• WHAT TO WORK ON
Every line must be returned precisely as it is written.

(Dataset items)

┌────────

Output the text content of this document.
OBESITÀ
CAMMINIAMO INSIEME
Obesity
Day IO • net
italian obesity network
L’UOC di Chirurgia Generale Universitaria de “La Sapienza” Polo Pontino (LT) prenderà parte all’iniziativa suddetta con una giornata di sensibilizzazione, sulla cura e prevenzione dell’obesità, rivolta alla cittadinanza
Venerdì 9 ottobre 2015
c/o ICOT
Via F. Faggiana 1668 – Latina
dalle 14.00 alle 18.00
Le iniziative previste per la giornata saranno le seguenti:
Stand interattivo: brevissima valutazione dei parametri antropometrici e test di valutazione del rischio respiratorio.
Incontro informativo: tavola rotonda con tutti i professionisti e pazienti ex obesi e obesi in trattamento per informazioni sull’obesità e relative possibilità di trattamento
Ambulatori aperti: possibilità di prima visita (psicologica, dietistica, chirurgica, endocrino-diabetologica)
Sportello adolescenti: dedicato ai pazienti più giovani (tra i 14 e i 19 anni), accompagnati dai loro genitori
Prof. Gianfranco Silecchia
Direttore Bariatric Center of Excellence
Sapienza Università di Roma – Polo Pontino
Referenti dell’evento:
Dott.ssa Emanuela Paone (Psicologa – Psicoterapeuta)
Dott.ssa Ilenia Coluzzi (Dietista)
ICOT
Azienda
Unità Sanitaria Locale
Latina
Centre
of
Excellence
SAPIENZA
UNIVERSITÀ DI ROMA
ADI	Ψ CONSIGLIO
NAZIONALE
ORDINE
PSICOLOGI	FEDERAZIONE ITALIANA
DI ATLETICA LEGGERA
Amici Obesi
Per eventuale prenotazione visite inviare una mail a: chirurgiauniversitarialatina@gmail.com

└────────

• TASK OUTPUT
Output the text content of this document.
OBESITÀ
CAMMINIAMO INSIEME
Obesity
Day IO • net
italian obesity network
L’UOC di Chirurgia Generale Universitaria de “La Sapienza” Polo Pontino (LT) prenderà parte all’iniziativa suddetta con una giornata di sensibilizzazione, sulla cura e prevenzione dell’obesità, rivolta alla cittadinanza
Venerdì 9 ottobre 2015
c/o ICOT
Via F. Faggiana 1668 – Latina
dalle 14.00 alle 18.00
Le iniziative previste per la giornata saranno le seguenti:
Stand interattivo: brevissima valutazione dei parametri antropometrici e test di valutazione del rischio respiratorio.
Incontro informativo: tavola rotonda con tutti i professionisti e pazienti ex obesi e obesi in trattamento per informazioni sull’obesità e relative possibilità di trattamento
Ambulatori aperti: possibilità di prima visita (psicologica, dietistica, chirurgica, endocrino-diabetologica)
Sportello adolescenti: dedicato ai pazienti più giovani (tra i 14 e i 19 anni), accompagnati dai loro genitori
Prof. Gianfranco Silecchia
Direttore Bariatric Center of Excellence
Sapienza Università di Roma – Polo Pontino
Referenti dell’evento:
Dott.ssa Emanuela Paone (Psicologa – Psicoterapeuta)
Dott.ssa Ilenia Coluzzi (Dietista)
ICOT
Azienda
Unità Sanitaria Locale
Latina
Centre
of
Excellence
SAPIENZA
UNIVERSITÀ DI ROMA
ADI	Ψ CONSIGLIO
NAZIONALE
ORDINE
PSICOLOGI	FEDERAZIONE ITALIANA
DI ATLETICA LEGGERA
Amici Obesi
Per eventuale prenotazione visite inviare una mail a: chirurgiauniversitarialatina@gmail.com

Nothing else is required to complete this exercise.